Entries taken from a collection

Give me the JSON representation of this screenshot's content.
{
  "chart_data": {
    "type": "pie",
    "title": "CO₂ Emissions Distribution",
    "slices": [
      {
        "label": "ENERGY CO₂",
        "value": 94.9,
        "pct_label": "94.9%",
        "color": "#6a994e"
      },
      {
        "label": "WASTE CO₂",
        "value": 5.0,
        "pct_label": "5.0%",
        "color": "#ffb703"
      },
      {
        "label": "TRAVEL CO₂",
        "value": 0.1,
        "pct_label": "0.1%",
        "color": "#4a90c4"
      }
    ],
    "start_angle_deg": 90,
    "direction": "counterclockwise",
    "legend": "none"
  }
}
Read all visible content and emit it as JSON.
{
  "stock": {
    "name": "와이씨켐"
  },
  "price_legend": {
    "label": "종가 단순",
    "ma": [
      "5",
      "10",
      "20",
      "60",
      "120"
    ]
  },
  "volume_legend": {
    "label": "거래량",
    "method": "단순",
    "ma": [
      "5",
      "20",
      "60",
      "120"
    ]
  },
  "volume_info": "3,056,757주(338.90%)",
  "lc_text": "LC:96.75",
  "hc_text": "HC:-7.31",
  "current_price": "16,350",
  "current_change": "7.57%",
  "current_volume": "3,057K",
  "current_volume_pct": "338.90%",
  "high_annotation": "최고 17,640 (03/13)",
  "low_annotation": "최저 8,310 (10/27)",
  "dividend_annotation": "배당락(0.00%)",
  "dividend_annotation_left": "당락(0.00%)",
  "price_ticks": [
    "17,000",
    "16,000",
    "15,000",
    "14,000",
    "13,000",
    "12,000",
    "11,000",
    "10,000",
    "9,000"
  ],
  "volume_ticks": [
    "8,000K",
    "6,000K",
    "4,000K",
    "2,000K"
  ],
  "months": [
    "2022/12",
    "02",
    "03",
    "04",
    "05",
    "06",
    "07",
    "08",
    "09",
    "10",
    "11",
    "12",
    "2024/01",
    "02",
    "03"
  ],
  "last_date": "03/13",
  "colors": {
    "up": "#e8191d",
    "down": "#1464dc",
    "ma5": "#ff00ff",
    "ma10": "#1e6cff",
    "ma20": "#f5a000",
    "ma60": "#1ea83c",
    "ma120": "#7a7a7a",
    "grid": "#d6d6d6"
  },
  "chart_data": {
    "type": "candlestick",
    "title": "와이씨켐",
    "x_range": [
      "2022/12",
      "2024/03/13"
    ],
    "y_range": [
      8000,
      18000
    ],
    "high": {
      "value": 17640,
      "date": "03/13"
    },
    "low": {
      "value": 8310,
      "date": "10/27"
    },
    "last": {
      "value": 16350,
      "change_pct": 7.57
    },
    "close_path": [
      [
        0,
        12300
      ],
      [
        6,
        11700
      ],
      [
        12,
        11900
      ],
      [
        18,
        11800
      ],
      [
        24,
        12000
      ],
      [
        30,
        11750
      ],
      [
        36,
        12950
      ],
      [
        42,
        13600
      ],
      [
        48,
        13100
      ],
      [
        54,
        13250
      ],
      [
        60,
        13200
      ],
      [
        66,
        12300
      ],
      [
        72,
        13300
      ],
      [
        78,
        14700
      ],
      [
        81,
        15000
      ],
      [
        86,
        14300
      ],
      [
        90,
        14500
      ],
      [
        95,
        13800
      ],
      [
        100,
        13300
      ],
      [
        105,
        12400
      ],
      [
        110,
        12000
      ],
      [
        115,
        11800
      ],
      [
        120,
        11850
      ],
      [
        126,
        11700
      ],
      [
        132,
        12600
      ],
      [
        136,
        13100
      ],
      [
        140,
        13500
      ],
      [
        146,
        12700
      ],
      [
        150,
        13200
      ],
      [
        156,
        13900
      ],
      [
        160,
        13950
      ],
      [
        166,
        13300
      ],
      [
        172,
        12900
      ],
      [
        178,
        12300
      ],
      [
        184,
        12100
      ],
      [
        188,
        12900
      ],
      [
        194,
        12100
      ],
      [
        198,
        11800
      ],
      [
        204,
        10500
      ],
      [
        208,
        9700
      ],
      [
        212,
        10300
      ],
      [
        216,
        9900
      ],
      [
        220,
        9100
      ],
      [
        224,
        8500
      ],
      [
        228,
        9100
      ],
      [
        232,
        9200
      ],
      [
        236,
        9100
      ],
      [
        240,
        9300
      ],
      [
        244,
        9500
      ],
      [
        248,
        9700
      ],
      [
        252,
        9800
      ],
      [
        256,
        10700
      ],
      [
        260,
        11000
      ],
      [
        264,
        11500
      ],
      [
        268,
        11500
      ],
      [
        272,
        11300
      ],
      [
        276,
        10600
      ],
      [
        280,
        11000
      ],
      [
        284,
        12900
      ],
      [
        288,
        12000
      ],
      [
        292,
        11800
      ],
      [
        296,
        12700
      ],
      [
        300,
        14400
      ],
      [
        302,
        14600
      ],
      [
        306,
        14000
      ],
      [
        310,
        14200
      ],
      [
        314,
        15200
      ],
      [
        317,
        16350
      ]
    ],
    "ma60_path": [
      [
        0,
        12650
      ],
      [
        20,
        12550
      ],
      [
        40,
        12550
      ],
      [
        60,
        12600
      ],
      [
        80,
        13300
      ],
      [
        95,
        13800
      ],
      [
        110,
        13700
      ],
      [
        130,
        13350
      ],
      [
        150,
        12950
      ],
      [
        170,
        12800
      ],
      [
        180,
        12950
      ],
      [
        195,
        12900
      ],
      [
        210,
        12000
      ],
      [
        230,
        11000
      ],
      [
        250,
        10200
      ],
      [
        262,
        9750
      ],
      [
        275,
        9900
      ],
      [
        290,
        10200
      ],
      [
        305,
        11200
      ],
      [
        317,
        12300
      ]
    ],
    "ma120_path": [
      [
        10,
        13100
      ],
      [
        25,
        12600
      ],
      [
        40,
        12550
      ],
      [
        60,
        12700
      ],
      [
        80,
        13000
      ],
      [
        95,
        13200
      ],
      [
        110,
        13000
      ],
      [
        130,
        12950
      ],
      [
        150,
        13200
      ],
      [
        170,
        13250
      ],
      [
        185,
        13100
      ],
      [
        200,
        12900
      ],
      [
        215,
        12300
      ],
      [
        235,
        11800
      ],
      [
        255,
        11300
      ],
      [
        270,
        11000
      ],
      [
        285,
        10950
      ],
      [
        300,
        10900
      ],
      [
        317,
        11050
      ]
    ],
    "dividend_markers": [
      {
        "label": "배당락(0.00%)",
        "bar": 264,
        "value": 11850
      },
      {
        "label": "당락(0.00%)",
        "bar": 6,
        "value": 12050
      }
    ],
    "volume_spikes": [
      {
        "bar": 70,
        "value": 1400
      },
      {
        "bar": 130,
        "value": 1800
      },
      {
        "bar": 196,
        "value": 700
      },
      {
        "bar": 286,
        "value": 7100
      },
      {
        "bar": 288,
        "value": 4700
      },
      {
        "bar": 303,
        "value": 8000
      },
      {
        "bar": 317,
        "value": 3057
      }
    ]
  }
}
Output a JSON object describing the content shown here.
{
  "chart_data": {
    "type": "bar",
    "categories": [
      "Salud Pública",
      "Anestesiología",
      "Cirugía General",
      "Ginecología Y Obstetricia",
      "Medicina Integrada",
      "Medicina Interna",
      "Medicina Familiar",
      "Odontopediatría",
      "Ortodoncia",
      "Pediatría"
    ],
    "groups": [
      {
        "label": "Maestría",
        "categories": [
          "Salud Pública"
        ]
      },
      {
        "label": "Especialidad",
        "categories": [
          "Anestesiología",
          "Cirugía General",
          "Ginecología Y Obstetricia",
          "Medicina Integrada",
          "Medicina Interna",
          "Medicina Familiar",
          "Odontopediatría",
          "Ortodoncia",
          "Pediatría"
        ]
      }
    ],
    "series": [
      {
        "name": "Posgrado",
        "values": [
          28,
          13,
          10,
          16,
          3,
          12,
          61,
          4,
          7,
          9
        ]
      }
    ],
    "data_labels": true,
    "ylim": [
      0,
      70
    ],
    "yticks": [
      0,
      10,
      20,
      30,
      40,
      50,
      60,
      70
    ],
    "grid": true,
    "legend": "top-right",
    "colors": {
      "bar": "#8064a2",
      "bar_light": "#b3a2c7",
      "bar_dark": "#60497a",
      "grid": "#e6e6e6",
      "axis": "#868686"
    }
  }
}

** WHAT IS REQUIRED **
Look through the data above. Copy every line with the string "Integrada" in it.

** EXERCISE OUTPUT **
      "Medicina Integrada",
          "Medicina Integrada",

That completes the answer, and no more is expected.